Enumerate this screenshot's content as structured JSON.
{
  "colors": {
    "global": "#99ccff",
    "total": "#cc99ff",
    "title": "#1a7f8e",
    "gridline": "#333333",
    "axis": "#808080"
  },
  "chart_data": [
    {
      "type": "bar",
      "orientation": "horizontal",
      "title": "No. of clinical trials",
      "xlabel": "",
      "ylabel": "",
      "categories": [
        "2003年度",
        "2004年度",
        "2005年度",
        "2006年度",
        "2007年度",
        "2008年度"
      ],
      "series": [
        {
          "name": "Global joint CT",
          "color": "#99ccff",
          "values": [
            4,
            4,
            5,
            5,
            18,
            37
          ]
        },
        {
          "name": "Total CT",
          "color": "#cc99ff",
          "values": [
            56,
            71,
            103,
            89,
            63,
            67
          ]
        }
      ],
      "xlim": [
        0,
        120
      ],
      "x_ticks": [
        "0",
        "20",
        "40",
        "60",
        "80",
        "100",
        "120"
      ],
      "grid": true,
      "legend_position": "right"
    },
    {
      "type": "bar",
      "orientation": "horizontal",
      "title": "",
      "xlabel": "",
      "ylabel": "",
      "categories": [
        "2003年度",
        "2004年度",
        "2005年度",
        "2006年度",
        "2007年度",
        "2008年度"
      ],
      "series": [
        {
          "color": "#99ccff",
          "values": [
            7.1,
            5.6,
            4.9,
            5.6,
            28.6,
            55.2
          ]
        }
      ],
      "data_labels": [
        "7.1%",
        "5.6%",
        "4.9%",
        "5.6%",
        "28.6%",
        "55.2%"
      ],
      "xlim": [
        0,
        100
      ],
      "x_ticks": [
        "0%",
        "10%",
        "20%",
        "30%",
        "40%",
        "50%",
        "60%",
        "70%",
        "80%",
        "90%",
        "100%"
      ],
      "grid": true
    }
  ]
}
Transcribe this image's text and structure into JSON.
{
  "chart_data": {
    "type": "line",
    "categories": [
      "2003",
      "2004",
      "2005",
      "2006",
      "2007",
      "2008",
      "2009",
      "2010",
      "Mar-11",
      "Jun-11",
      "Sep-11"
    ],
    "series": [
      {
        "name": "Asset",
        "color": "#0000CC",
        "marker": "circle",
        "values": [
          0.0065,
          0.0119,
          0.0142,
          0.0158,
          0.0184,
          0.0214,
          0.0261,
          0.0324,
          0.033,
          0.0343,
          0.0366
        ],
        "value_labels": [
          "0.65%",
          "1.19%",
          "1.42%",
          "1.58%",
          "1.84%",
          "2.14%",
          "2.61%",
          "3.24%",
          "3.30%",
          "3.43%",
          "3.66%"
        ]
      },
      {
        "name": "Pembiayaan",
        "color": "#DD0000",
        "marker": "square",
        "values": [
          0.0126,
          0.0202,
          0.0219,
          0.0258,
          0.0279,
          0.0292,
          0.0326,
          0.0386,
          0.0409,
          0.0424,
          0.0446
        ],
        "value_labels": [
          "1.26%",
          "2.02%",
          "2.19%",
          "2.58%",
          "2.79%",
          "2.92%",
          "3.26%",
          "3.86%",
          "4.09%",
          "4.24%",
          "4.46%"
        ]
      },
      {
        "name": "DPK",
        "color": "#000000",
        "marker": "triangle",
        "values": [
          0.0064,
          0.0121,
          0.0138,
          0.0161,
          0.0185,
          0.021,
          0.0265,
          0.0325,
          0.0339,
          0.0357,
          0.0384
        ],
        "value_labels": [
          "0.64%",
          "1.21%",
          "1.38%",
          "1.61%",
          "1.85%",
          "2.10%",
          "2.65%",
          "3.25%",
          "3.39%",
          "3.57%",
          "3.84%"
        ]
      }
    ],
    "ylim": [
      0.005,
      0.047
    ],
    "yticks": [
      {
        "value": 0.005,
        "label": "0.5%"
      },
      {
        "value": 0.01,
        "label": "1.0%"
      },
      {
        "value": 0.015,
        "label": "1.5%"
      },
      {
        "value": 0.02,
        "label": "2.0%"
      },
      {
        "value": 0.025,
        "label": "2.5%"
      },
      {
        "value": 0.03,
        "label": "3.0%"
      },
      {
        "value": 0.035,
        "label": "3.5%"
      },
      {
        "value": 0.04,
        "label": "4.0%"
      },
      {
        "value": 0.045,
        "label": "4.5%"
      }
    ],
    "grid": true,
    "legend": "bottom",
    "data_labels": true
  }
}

_Written request_
Look through the entries and find each line that has the string "this". Copy those lines.

_Solved exercise_
Enumerate this screenshot's content as structured JSON.
Transcribe this image's text and structure into JSON.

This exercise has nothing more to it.